**PASSAGE TO READ**
--- Start ---

Oreshnik missile impact on the Dnipropetrovsk military industrial complex
The military industrial target struck by the Oreshnik was hit by six independent warheads, each containing six submunitions. In all, the Dnipropetrovsk facility was struck be 36 separate munitions, inflicting devastating damage, including to underground production facilities used by Ukraine and its NATO allies to produce short- and intermediate-range missiles.
These facilities were destroyed.
The Russians had spoken as well.
Back to the future
If history is the judge, the Oreshnik will likely mirror in terms of operational concept a Soviet-era missile, the Skorost, which was developed beginning in 1982 to counter the planned deployment by the United States of the Pershing II intermediate-range ballistic missile to West Germany. The Skorost was, like the Oreshnik, an amalgam of technologies from missiles under development at the time, including an advanced version of the SS-20 IRBM, the yet-to-be deployed SS-25 ICBM, and the still under development SS-27. The result was a road-mobile two-stage missile which could carry either a conventional or nuclear payload that used a six-axle transporter-erector-launcher, or TEL (both the RS-26 and the Oreshnik likewise use a six-axle TEL).
In 1984, as the Skorost neared completion, the Soviet Strategic Missile Forces conducted exercises where SS-20 units practiced the tactics that would be used by the Skorost equipped forces. A total of three regiments of Skorost missiles were planned to be formed, comprising a total of 36 launchers and over 100 missiles. Bases for these units were constructed in 1985.
The Skorost missile and launcher
The Skorost was never deployed; production stopped in March 1987 as the Soviet Union prepared for the realities of the INF Treaty, which would have banned the Skorost system.
The history of the Skorost is important because the operational requirements for the system—to mirror the Pershing II missiles and quickly strike them in time of war—is the same mission given to the Oreshnik missile, with the Dark Eagle replacing the Pershing II.
But the Oreshnik can also strike other targets, including logistic facilities, command and control facilities, air defense facilities (indeed, the Russians just put the new Mk. 41 Aegis Ashore anti-ballistic missile defense facility that was activated on Polish soil on the Oreshnik’s target list).
In short, the Oreshnik is a game-changer in every way. In his November 21 remarks, Putin chided the United States, noting that the decision by President Trump in 2019 to withdraw from the INF Treaty was foolish, made even more so by the looming deployment of the Oreshnik missile, which would have been banned under the treaty.
On November 22, Putin announced that the Oreshnik was to enter serial production. He also noted that the Russians already had a significant stockpile of Oreshnik missiles that would enable Russia to respond to any new provocations by Ukraine and its western allies, thereby dismissing the assessments of western intelligence which held that, as an experimental system, the Russians did not have the ability to repeat attacks such as the one that took place on November 21.

--- End ---

**DATA SECTION**
--- Start ---

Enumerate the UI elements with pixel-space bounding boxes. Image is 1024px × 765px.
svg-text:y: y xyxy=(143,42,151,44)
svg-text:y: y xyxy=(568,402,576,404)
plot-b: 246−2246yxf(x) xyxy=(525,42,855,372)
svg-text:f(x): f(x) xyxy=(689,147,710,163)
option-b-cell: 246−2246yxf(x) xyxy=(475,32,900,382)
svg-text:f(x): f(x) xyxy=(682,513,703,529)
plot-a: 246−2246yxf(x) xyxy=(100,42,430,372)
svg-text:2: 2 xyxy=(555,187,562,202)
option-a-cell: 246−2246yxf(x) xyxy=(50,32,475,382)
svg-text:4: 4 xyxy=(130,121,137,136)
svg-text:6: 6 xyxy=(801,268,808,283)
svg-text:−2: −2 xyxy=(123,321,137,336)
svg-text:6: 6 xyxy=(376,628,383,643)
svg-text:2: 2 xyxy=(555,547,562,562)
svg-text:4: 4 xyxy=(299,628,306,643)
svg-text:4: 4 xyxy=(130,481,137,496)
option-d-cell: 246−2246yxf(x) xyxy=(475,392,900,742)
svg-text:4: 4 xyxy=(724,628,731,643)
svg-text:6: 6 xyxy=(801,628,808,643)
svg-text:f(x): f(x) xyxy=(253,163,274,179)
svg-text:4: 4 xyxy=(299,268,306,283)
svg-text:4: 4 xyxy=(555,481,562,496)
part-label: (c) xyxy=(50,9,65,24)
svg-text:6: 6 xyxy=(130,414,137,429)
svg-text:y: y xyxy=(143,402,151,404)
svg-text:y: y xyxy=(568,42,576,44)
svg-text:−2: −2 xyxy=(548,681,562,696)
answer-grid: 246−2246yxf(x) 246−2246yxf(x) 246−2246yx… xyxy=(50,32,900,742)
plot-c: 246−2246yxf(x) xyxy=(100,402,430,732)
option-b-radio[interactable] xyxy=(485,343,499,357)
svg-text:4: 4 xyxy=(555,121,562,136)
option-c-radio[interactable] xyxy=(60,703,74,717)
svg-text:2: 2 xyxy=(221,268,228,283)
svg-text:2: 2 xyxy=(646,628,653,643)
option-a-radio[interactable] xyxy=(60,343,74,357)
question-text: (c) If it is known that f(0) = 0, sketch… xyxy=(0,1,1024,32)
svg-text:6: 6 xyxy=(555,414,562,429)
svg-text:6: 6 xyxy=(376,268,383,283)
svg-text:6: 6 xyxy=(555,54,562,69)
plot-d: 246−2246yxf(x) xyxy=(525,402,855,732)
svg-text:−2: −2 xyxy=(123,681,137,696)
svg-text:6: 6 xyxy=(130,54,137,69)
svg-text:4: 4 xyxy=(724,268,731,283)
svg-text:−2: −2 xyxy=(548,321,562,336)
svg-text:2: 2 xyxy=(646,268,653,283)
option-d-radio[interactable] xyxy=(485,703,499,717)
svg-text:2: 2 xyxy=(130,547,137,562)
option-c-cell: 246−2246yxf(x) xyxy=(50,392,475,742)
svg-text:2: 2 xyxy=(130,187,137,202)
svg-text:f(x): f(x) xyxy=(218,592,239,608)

--- End ---

**WORK REQUIRED**
Write the next part of the article on the Oreshnik missile, picking up after its final sentence.

**TASK RESULT**
As a conventionally armed weapon, the Oreshnik provides Russia with the means to strike strategic targets without resorting to the use of nuclear weapons. This means that if Russia were to decide to strike NATO targets because of any future Ukrainian provocation (or a direct provocation by NATO), it can do so without resorting to nuclear weapons.
Ready for a nuclear exchange
Complicating an already complicated situation is the fact that while the US and NATO try to wrestle with the re-emergence of a Russian intermediate-range missile threat that mirrors that of the SS-20, the appearance of which in the 1970’s threw the Americans and their European allies into a state of panic, Russia has, in response to the very actions which prompted the reemergence of INF weapons in Europe, issued a new nuclear doctrine which lowers the threshold for the use of nuclear weapons by Russia.
The original nuclear deterrence doctrine was published by Russia in 2020. In September 2024, responding to the debate taking place within the US and NATO about authorizing Ukraine to use US- and British-made missiles to attack targets on Russian soil, President Putin instructed his national security council to propose revisions to the 2020 doctrine based upon new realities.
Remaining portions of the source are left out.